» **MATERIAL FOR THIS TASK**:
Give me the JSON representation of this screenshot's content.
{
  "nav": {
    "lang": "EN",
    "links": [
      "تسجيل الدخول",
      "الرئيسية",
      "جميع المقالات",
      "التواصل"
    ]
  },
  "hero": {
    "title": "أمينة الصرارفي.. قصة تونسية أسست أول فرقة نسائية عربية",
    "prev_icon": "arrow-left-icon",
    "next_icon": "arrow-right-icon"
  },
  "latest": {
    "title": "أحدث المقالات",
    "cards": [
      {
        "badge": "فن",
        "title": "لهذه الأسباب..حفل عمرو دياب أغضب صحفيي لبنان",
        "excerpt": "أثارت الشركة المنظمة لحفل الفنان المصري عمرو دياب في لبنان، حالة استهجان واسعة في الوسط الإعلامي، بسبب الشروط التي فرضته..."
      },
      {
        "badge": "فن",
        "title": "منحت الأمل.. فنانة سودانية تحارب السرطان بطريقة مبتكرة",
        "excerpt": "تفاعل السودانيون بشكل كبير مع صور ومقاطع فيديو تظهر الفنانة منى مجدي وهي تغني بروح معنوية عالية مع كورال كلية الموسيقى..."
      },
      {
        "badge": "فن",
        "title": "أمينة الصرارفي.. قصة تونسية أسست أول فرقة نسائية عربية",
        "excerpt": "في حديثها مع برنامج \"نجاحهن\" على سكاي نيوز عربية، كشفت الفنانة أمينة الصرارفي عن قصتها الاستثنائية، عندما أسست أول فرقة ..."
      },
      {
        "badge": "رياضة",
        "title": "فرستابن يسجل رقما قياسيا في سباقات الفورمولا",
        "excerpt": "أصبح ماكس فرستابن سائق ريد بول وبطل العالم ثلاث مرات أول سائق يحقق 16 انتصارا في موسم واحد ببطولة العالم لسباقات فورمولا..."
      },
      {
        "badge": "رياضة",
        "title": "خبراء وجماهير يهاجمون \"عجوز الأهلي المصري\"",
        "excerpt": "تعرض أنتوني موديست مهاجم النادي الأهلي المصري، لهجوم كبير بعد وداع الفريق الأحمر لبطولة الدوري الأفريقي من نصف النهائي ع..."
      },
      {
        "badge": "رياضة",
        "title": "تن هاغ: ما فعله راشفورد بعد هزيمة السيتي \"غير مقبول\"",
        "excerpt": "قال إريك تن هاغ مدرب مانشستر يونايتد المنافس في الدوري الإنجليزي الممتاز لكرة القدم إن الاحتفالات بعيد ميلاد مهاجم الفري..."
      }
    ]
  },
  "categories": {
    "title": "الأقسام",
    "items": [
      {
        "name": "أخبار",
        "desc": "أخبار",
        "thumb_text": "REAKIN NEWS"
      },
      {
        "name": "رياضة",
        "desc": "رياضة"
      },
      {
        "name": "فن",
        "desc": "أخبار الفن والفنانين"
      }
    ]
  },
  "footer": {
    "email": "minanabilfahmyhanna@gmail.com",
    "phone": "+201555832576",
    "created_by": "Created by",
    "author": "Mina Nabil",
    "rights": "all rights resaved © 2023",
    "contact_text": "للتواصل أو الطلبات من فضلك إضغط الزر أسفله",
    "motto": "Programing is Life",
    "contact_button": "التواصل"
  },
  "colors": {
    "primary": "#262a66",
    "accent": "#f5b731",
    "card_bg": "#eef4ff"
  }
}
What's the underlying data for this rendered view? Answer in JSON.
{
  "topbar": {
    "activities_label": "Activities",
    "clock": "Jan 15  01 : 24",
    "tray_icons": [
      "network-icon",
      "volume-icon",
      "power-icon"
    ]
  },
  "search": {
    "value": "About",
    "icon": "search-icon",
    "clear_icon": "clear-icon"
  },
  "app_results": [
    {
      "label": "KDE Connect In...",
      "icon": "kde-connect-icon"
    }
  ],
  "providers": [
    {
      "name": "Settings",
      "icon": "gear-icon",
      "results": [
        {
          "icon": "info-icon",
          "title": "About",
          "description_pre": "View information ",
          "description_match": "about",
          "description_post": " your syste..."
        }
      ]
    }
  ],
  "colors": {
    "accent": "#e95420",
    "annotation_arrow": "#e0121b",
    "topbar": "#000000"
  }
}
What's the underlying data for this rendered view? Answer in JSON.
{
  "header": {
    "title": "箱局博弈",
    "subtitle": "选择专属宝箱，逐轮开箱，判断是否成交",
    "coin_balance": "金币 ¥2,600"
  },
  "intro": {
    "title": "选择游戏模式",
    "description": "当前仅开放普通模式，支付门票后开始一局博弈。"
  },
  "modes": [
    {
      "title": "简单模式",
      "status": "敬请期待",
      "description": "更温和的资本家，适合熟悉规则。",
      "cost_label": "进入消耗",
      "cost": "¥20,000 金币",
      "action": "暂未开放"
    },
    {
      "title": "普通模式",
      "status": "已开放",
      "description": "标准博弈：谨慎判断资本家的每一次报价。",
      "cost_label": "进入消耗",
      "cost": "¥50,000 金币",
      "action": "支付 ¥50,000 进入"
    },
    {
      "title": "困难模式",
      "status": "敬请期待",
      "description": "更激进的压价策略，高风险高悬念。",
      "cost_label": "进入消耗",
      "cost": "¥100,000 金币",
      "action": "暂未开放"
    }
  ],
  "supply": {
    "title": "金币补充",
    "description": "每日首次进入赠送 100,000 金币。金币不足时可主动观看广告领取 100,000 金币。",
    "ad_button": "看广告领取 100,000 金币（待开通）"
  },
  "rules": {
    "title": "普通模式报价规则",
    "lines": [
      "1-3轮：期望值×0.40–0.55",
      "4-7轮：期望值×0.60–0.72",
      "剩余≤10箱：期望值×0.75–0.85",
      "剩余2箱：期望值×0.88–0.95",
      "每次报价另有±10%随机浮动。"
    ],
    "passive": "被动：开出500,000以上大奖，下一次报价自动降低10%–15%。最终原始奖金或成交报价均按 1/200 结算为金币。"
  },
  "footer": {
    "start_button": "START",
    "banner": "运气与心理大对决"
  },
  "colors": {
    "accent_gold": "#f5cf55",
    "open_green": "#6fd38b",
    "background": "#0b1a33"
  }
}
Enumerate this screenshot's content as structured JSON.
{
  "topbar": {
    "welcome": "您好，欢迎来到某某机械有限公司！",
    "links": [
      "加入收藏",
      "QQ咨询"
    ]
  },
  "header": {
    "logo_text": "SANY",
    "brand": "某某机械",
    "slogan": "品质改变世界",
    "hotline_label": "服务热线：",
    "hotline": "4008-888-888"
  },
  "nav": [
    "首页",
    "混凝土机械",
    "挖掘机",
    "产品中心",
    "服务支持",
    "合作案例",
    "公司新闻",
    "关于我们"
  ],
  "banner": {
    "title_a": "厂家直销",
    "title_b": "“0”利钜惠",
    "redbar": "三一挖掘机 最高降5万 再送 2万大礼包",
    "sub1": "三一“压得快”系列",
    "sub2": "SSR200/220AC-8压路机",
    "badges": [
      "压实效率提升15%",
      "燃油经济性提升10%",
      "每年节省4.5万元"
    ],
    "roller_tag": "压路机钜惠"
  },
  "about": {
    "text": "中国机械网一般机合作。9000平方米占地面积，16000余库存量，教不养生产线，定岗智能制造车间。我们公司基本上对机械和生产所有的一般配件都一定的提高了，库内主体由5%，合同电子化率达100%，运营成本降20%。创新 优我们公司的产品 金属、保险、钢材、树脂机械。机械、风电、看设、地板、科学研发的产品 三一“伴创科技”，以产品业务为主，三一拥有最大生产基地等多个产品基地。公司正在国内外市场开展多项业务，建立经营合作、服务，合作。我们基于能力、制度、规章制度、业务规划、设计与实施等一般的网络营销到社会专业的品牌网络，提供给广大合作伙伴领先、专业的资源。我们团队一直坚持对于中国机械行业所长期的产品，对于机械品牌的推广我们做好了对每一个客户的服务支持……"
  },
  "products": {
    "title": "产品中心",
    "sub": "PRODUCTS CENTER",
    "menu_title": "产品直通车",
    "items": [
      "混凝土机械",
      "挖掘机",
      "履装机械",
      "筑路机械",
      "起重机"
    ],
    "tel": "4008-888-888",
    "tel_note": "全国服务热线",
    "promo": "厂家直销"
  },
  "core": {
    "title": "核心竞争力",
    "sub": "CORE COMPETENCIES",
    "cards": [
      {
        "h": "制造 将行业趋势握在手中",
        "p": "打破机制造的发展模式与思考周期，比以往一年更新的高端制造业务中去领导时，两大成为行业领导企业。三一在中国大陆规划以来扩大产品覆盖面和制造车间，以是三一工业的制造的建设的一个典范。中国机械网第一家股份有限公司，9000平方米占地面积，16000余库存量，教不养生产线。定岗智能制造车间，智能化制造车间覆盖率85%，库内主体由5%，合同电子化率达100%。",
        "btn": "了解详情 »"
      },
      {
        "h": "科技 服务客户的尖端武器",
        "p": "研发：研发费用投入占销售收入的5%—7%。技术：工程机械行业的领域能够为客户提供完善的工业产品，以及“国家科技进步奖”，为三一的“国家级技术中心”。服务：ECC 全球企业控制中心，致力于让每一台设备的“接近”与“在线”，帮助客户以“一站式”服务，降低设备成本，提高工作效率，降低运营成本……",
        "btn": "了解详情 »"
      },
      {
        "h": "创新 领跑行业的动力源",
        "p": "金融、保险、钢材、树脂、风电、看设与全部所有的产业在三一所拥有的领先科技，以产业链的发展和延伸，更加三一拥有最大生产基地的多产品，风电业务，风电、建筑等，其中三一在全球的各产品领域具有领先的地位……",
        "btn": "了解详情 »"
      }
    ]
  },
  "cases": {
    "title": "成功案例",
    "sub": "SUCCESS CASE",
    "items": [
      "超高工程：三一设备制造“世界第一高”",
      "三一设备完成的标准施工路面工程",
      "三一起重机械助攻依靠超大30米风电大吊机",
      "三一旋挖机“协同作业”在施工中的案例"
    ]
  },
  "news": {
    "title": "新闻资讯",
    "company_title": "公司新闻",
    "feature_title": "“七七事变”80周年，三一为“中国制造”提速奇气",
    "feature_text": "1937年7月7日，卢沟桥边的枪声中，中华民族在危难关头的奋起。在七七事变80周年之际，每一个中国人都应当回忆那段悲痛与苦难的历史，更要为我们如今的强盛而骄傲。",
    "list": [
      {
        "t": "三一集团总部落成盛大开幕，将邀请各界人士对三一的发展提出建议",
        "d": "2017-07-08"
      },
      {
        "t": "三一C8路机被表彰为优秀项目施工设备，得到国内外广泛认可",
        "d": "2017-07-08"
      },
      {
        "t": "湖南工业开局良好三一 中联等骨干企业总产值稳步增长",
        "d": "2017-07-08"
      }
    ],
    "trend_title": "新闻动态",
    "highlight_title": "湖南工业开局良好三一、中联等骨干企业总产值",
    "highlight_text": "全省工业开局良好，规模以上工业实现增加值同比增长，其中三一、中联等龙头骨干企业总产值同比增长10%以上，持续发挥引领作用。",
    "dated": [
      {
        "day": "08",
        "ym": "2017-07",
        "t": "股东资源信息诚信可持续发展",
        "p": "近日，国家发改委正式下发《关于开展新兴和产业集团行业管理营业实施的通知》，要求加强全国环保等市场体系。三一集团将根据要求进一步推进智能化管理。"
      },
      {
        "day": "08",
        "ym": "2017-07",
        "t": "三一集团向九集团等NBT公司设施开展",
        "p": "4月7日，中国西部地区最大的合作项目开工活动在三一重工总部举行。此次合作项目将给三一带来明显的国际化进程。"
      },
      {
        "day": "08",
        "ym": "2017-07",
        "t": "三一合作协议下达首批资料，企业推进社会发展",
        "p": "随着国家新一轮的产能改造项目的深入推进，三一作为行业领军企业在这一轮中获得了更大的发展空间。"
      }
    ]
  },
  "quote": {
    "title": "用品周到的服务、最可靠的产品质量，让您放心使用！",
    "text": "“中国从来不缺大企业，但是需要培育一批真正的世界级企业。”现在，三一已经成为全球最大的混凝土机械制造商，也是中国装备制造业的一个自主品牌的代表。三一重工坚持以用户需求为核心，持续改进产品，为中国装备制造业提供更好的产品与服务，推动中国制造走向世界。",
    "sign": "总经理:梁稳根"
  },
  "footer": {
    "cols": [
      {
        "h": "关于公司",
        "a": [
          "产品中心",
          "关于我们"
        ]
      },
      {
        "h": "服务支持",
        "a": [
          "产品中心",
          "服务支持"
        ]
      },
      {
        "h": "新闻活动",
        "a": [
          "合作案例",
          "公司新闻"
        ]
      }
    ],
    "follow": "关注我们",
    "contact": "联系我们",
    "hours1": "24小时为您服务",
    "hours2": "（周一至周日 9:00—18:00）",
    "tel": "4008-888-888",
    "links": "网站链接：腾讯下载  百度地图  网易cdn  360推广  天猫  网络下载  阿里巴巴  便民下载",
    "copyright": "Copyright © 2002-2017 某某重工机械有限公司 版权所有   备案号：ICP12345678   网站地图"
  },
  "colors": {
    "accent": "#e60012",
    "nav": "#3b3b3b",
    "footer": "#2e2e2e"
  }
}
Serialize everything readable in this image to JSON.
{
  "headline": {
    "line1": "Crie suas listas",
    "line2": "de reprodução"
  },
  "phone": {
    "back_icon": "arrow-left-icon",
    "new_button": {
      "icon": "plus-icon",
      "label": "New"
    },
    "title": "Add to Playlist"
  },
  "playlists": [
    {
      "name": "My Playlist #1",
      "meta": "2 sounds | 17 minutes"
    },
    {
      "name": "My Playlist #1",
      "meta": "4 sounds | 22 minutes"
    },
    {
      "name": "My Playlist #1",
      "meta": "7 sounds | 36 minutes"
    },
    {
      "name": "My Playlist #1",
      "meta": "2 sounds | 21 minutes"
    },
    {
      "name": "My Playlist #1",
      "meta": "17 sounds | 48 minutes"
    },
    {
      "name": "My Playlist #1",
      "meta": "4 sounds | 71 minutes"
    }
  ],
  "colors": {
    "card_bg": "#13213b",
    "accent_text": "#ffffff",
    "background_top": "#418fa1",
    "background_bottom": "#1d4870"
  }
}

» **STATED PROBLEM**: Report how many lines of the preceding records include "湖南工业开局良好三一". Output the number only.

» **ANSWER TO THE EXERCISE**: 2